▶ _Set problem_
All of the material below is to be retyped exactly.

▶ _Exercise data_

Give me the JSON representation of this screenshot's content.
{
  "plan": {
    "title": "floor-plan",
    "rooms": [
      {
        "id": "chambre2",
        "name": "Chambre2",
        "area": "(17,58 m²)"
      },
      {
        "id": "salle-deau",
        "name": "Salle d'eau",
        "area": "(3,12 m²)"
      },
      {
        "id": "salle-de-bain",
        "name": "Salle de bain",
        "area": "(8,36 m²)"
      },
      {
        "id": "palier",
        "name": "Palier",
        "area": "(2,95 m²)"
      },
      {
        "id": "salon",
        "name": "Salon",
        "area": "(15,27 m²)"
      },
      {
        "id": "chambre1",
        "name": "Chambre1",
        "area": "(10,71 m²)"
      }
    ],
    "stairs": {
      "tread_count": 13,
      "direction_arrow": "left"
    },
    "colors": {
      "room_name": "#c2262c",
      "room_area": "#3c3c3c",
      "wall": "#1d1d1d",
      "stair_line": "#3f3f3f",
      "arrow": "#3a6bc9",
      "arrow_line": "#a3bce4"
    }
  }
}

▶ _Exercise solution_
Give me the JSON representation of this screenshot's content.
{
  "plan": {
    "title": "floor-plan",
    "rooms": [
      {
        "id": "chambre2",
        "name": "Chambre2",
        "area": "(17,58 m²)"
      },
      {
        "id": "salle-deau",
        "name": "Salle d'eau",
        "area": "(3,12 m²)"
      },
      {
        "id": "salle-de-bain",
        "name": "Salle de bain",
        "area": "(8,36 m²)"
      },
      {
        "id": "palier",
        "name": "Palier",
        "area": "(2,95 m²)"
      },
      {
        "id": "salon",
        "name": "Salon",
        "area": "(15,27 m²)"
      },
      {
        "id": "chambre1",
        "name": "Chambre1",
        "area": "(10,71 m²)"
      }
    ],
    "stairs": {
      "tread_count": 13,
      "direction_arrow": "left"
    },
    "colors": {
      "room_name": "#c2262c",
      "room_area": "#3c3c3c",
      "wall": "#1d1d1d",
      "stair_line": "#3f3f3f",
      "arrow": "#3a6bc9",
      "arrow_line": "#a3bce4"
    }
  }
}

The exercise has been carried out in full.